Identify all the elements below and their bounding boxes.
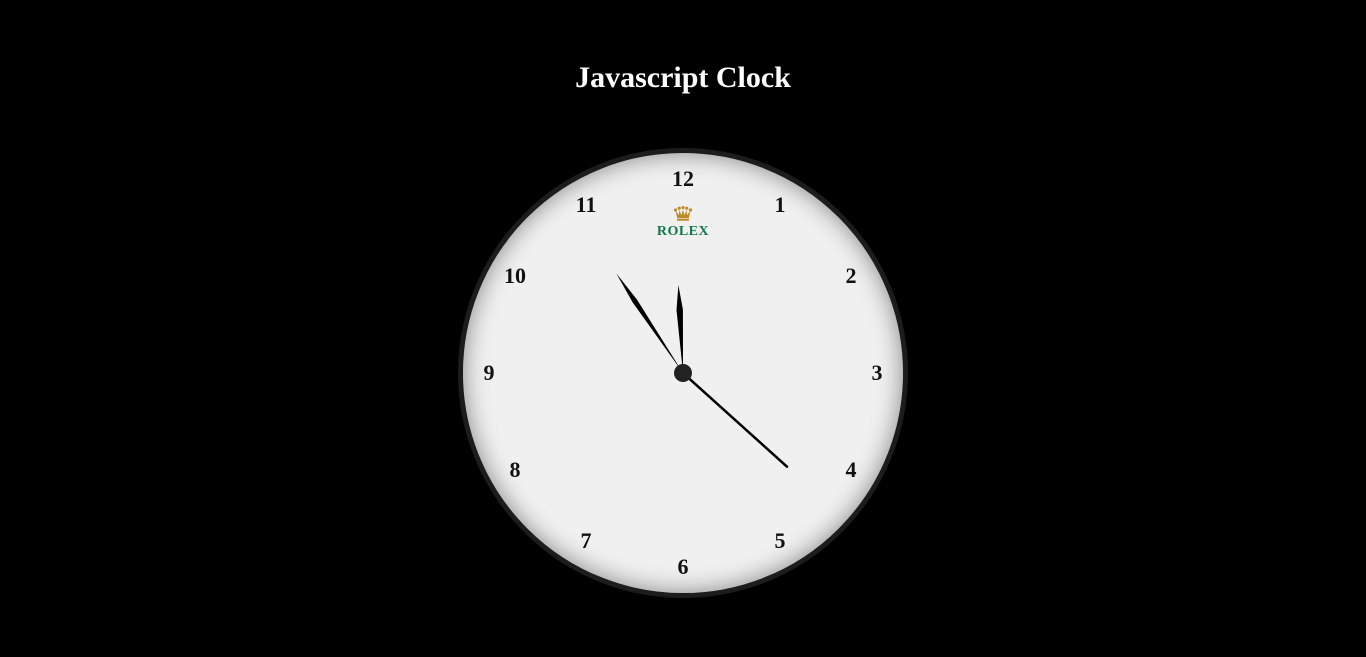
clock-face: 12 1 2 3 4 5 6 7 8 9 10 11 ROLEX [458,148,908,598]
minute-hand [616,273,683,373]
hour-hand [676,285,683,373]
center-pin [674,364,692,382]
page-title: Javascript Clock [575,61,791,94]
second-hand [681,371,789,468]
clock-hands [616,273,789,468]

_ _ _

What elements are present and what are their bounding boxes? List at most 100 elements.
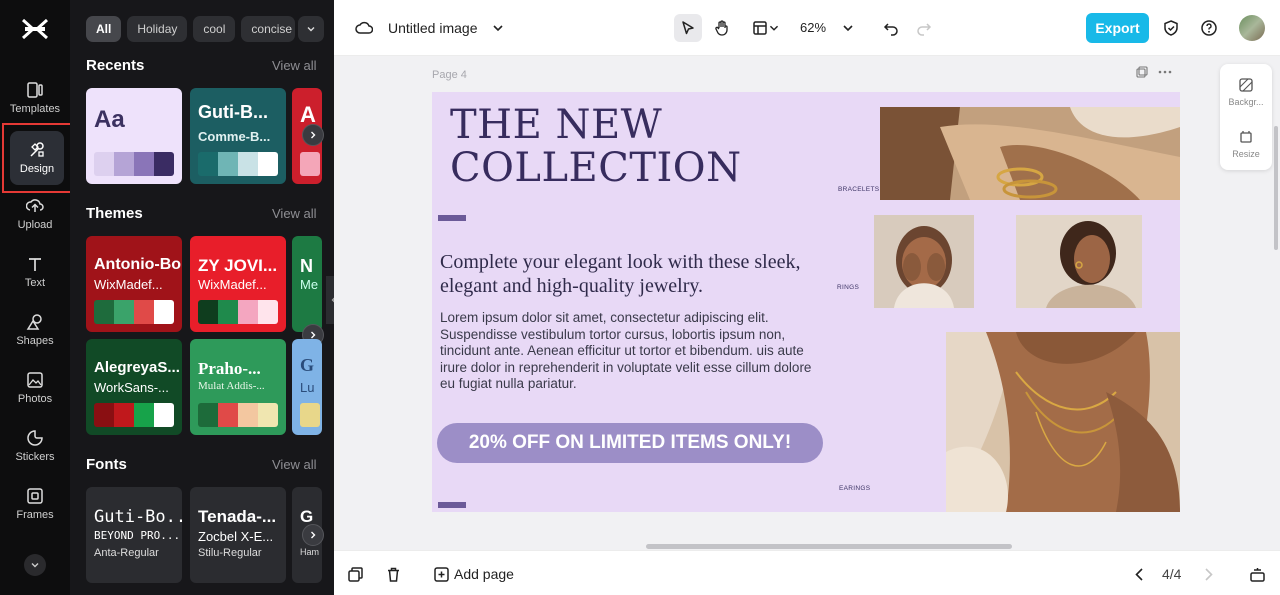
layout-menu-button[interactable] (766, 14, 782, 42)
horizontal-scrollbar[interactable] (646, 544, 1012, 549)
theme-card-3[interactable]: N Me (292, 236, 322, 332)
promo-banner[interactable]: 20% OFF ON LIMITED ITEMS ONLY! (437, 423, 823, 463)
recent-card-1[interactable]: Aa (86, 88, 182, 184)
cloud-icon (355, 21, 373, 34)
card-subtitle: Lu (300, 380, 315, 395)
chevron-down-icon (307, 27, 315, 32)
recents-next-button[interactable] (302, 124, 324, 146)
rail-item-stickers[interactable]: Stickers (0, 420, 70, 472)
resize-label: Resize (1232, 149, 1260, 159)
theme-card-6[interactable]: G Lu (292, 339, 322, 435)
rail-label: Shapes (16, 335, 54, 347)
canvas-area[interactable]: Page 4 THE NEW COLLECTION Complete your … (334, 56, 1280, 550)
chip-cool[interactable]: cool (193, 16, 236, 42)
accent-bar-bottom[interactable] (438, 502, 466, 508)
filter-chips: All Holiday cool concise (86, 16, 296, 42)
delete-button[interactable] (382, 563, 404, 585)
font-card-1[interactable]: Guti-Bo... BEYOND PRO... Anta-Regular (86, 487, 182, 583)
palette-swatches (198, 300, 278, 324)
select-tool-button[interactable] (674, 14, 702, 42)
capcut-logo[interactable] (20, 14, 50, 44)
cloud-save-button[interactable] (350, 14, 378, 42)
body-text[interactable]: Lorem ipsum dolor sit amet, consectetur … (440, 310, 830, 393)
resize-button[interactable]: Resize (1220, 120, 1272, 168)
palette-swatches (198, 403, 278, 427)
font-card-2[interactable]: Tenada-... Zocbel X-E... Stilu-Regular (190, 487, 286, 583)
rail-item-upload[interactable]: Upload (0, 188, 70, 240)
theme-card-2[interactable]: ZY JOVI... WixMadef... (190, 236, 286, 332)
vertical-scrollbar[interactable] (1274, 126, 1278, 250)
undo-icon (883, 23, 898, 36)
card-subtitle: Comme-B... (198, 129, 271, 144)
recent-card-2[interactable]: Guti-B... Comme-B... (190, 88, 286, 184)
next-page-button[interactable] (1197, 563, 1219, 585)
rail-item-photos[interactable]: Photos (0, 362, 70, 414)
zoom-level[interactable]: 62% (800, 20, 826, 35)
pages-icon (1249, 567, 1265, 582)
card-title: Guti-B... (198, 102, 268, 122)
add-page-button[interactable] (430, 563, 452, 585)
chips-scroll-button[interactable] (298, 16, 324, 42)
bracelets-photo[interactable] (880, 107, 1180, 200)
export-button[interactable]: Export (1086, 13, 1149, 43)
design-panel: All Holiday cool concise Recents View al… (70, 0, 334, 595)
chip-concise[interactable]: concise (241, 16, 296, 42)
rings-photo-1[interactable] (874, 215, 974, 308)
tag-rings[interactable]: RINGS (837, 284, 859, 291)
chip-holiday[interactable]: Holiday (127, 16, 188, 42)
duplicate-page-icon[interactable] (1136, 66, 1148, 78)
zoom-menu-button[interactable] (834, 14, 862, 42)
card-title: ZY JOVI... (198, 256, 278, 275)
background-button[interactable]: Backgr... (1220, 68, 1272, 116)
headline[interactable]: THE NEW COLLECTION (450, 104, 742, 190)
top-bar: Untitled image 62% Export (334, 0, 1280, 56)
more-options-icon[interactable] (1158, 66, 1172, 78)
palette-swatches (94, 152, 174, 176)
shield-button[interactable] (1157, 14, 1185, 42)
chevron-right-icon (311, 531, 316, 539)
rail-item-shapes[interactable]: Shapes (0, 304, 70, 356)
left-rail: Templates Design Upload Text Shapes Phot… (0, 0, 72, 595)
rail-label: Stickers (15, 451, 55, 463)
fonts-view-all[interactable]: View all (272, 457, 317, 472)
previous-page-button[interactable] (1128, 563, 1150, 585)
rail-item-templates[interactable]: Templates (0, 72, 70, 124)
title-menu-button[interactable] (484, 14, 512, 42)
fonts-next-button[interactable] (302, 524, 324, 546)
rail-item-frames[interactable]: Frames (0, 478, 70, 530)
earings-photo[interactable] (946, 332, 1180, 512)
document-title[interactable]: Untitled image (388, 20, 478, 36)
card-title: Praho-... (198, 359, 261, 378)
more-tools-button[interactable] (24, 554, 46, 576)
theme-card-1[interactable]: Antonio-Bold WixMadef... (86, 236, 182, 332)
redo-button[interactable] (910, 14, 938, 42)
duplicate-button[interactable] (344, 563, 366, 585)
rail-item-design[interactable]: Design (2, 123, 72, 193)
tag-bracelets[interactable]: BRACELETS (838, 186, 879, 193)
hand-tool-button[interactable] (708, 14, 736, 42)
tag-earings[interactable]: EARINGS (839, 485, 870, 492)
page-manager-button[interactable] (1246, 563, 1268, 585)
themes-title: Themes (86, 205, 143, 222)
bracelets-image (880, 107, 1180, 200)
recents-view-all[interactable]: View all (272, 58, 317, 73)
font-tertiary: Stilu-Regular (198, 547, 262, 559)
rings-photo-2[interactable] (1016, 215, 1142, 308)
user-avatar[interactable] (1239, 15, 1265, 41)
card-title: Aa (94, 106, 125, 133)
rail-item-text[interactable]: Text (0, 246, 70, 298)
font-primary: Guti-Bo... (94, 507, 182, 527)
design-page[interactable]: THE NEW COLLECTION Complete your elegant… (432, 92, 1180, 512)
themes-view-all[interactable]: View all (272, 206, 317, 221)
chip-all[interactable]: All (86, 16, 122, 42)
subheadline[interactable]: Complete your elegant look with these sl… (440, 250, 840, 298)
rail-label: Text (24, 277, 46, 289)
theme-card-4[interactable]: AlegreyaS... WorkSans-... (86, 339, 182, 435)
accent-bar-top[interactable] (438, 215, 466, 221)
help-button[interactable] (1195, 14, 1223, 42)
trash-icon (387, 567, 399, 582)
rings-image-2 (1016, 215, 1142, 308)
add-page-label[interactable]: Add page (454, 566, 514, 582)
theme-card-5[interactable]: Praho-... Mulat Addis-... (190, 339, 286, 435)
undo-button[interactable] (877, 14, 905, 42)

_ _ _

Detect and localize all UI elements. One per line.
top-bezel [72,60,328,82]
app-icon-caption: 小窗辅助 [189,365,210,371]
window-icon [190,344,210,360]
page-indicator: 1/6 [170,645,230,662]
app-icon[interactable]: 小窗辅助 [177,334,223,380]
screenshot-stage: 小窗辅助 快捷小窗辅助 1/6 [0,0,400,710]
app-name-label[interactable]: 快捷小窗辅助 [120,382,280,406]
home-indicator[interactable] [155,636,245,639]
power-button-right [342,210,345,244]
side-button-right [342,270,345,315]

_ _ _

# [WORK INSTRUCTIONS]
Please give the rows from the line with "Detect and localize" up to and including the line with "side-button-right [342,270,345,315]" again, replacing "home-indicator" with "home-bar" and leaving everything else unchanged.

# [FULL RESPONSE]
Detect and localize all UI elements. One per line.
top-bezel [72,60,328,82]
app-icon-caption: 小窗辅助 [189,365,210,371]
window-icon [190,344,210,360]
page-indicator: 1/6 [170,645,230,662]
app-icon[interactable]: 小窗辅助 [177,334,223,380]
screenshot-stage: 小窗辅助 快捷小窗辅助 1/6 [0,0,400,710]
app-name-label[interactable]: 快捷小窗辅助 [120,382,280,406]
home-bar[interactable] [155,636,245,639]
power-button-right [342,210,345,244]
side-button-right [342,270,345,315]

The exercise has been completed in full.